__WHAT IS ASKED__
Transcribe the data that follows precisely, omitting nothing.

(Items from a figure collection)

◇ ◇ ◇

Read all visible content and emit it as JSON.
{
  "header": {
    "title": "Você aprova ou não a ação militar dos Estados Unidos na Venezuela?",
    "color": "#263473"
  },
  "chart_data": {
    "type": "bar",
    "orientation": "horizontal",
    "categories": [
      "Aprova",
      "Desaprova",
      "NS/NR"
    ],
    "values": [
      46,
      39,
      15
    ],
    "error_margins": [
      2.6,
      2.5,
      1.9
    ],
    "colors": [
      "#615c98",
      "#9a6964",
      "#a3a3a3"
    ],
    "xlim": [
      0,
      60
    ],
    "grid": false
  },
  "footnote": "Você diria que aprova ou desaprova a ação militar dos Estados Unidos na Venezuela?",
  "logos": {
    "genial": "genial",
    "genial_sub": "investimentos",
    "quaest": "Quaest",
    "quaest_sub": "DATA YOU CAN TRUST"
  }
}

◇ ◇ ◇

__RESPONSE BELOW__
Read all visible content and emit it as JSON.
{
  "header": {
    "title": "Você aprova ou não a ação militar dos Estados Unidos na Venezuela?",
    "color": "#263473"
  },
  "chart_data": {
    "type": "bar",
    "orientation": "horizontal",
    "categories": [
      "Aprova",
      "Desaprova",
      "NS/NR"
    ],
    "values": [
      46,
      39,
      15
    ],
    "error_margins": [
      2.6,
      2.5,
      1.9
    ],
    "colors": [
      "#615c98",
      "#9a6964",
      "#a3a3a3"
    ],
    "xlim": [
      0,
      60
    ],
    "grid": false
  },
  "footnote": "Você diria que aprova ou desaprova a ação militar dos Estados Unidos na Venezuela?",
  "logos": {
    "genial": "genial",
    "genial_sub": "investimentos",
    "quaest": "Quaest",
    "quaest_sub": "DATA YOU CAN TRUST"
  }
}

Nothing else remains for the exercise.